Excerpted records:
================================

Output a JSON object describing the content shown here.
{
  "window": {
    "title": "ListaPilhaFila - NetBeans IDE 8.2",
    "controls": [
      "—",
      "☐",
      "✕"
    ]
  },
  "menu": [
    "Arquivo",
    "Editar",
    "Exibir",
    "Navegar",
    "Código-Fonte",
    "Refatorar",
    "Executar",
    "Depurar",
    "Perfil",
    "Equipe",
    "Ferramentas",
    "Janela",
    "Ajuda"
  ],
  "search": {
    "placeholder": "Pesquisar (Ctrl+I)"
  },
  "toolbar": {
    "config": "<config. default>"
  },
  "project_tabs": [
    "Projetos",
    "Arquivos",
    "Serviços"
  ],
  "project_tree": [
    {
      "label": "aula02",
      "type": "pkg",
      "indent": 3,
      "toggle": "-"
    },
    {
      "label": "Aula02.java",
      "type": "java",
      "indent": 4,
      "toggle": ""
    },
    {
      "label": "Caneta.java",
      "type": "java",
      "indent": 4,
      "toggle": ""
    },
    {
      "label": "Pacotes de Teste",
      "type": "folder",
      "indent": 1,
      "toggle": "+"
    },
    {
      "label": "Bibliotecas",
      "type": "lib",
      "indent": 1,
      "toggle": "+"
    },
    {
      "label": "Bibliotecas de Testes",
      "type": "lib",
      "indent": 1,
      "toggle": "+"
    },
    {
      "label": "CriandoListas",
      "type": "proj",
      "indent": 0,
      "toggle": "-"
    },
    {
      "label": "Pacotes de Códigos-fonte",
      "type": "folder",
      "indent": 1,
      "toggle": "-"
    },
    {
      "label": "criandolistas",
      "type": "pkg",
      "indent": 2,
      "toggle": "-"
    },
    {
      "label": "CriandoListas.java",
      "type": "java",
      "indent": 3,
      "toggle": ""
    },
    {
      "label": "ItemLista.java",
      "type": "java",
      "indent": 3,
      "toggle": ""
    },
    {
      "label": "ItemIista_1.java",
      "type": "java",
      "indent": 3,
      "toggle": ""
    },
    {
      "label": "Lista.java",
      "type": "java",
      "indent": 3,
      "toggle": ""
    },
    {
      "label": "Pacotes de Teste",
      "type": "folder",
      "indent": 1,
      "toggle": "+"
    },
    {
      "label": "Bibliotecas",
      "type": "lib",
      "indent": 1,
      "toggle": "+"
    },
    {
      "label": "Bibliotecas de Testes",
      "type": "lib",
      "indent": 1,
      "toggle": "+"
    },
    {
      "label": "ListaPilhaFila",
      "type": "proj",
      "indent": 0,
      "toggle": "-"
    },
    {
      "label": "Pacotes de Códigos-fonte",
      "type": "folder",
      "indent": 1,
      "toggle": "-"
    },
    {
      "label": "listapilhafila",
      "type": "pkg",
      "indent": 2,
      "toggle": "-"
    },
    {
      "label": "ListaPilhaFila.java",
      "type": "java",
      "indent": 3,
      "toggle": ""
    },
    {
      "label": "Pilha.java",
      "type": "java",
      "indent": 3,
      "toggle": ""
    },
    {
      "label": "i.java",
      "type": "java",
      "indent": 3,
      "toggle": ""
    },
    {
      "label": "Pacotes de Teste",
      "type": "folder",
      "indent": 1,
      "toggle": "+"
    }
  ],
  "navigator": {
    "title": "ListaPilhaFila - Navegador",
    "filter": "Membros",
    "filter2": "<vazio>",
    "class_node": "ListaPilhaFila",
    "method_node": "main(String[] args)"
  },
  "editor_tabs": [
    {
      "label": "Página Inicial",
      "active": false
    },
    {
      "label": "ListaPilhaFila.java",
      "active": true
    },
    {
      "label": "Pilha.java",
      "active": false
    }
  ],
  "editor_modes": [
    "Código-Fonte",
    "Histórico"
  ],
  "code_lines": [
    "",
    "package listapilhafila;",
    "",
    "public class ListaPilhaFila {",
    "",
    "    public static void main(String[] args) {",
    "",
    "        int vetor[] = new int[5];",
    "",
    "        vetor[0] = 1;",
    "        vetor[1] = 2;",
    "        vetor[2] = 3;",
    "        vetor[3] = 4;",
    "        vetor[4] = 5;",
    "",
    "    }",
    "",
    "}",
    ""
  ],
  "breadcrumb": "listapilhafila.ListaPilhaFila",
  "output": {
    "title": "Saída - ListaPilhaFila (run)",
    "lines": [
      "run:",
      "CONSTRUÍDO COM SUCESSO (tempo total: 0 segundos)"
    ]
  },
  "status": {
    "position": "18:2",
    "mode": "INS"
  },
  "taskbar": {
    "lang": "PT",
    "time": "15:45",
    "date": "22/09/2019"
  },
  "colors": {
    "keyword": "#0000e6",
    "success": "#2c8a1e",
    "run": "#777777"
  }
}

================================

Instruction: Which lines hold the word "vetor"? Copy each of them from the records.

Task response:
    "        int vetor[] = new int[5];",
    "        vetor[0] = 1;",
    "        vetor[1] = 2;",
    "        vetor[2] = 3;",
    "        vetor[3] = 4;",
    "        vetor[4] = 5;",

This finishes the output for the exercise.